◆ GIVEN PROBLEM
Pull out every line below holding the word "二次金叉".

◆ RAW DATA
<<<<

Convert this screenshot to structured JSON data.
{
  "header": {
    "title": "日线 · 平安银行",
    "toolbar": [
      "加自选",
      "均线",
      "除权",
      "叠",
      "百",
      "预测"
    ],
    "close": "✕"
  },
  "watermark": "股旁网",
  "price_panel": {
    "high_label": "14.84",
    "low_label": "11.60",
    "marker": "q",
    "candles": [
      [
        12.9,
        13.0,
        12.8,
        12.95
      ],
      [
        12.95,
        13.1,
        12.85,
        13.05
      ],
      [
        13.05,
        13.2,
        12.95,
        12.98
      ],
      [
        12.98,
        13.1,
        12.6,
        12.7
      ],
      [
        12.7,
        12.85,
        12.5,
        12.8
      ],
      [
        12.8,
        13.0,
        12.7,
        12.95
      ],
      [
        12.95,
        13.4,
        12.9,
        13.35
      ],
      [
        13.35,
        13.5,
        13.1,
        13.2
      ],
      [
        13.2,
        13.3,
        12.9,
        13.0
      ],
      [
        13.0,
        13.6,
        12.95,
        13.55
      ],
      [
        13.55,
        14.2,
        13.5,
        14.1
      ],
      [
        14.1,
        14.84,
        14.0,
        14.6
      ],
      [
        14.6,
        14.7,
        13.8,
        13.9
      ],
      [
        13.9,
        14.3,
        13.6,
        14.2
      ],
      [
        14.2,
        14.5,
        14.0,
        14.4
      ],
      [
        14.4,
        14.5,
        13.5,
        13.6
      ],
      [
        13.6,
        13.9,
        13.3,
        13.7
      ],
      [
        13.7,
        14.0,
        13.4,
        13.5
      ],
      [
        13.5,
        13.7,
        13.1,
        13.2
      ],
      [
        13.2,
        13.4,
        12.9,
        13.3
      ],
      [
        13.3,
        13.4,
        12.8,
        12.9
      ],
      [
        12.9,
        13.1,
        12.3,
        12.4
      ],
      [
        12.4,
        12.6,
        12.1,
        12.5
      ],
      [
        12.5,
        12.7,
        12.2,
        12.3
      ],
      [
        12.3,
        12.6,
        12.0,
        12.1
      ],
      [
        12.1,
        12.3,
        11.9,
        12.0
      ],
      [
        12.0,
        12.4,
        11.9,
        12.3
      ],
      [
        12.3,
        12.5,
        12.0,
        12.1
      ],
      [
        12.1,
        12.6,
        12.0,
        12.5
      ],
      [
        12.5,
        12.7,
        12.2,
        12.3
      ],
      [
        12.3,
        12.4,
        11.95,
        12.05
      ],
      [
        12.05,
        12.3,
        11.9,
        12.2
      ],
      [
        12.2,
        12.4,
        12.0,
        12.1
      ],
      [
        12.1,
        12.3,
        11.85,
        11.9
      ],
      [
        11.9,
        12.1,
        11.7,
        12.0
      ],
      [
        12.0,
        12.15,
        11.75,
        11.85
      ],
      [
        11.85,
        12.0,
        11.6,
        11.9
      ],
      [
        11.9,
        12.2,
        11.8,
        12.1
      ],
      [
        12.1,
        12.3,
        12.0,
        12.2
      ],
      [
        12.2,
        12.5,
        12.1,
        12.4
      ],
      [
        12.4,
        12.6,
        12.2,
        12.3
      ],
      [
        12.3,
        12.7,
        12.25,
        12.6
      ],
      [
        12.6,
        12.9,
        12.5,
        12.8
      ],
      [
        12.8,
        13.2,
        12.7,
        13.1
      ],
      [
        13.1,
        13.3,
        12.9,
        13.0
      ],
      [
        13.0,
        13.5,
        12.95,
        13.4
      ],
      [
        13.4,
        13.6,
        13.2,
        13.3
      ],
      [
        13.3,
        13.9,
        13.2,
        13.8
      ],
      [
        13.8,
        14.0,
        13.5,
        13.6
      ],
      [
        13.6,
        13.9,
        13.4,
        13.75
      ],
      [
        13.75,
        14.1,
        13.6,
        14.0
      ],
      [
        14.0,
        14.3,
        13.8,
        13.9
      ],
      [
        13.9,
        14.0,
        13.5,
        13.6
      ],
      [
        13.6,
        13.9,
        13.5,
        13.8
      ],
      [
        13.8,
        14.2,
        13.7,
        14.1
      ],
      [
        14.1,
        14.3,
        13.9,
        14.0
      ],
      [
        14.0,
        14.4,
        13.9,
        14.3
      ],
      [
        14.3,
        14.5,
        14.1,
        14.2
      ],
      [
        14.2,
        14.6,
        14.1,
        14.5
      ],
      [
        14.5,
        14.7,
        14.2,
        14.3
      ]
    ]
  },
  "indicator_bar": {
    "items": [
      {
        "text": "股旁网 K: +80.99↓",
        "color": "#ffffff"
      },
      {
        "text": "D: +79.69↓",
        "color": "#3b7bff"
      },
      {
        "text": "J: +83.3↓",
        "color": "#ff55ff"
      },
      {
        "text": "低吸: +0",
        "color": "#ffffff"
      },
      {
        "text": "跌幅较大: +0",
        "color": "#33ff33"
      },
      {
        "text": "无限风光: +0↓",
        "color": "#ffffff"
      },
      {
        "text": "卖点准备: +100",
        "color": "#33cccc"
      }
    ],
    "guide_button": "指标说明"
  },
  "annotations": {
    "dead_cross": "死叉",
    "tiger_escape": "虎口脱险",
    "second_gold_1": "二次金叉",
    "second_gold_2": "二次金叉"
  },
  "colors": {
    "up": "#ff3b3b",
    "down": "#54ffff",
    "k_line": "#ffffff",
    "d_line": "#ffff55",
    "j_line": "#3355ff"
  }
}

>>>>

◆ ANSWER TO THE PROBLEM
    "second_gold_1": "二次金叉",
    "second_gold_2": "二次金叉"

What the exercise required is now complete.